Records supplied =
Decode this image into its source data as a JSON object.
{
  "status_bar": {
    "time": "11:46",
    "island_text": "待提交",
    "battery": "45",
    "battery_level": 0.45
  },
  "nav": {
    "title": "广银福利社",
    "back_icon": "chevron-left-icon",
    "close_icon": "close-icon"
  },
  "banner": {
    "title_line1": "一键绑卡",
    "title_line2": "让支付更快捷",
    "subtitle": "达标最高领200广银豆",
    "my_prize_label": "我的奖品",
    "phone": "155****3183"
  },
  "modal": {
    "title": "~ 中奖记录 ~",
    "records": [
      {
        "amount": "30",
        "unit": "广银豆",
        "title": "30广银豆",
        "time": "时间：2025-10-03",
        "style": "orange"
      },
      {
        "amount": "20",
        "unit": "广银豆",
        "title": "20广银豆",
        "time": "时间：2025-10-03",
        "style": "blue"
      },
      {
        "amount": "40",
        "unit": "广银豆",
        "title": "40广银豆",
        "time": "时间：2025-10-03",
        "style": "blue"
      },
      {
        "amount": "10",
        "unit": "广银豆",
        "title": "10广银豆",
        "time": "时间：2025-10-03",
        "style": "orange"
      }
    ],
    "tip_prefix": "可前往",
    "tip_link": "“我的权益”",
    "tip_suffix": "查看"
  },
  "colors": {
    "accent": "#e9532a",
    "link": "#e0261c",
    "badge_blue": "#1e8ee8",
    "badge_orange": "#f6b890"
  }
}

Required task = Write out the listing once more, matching it exactly.

Solution for this problem =
Decode this image into its source data as a JSON object.
{
  "status_bar": {
    "time": "11:46",
    "island_text": "待提交",
    "battery": "45",
    "battery_level": 0.45
  },
  "nav": {
    "title": "广银福利社",
    "back_icon": "chevron-left-icon",
    "close_icon": "close-icon"
  },
  "banner": {
    "title_line1": "一键绑卡",
    "title_line2": "让支付更快捷",
    "subtitle": "达标最高领200广银豆",
    "my_prize_label": "我的奖品",
    "phone": "155****3183"
  },
  "modal": {
    "title": "~ 中奖记录 ~",
    "records": [
      {
        "amount": "30",
        "unit": "广银豆",
        "title": "30广银豆",
        "time": "时间：2025-10-03",
        "style": "orange"
      },
      {
        "amount": "20",
        "unit": "广银豆",
        "title": "20广银豆",
        "time": "时间：2025-10-03",
        "style": "blue"
      },
      {
        "amount": "40",
        "unit": "广银豆",
        "title": "40广银豆",
        "time": "时间：2025-10-03",
        "style": "blue"
      },
      {
        "amount": "10",
        "unit": "广银豆",
        "title": "10广银豆",
        "time": "时间：2025-10-03",
        "style": "orange"
      }
    ],
    "tip_prefix": "可前往",
    "tip_link": "“我的权益”",
    "tip_suffix": "查看"
  },
  "colors": {
    "accent": "#e9532a",
    "link": "#e0261c",
    "badge_blue": "#1e8ee8",
    "badge_orange": "#f6b890"
  }
}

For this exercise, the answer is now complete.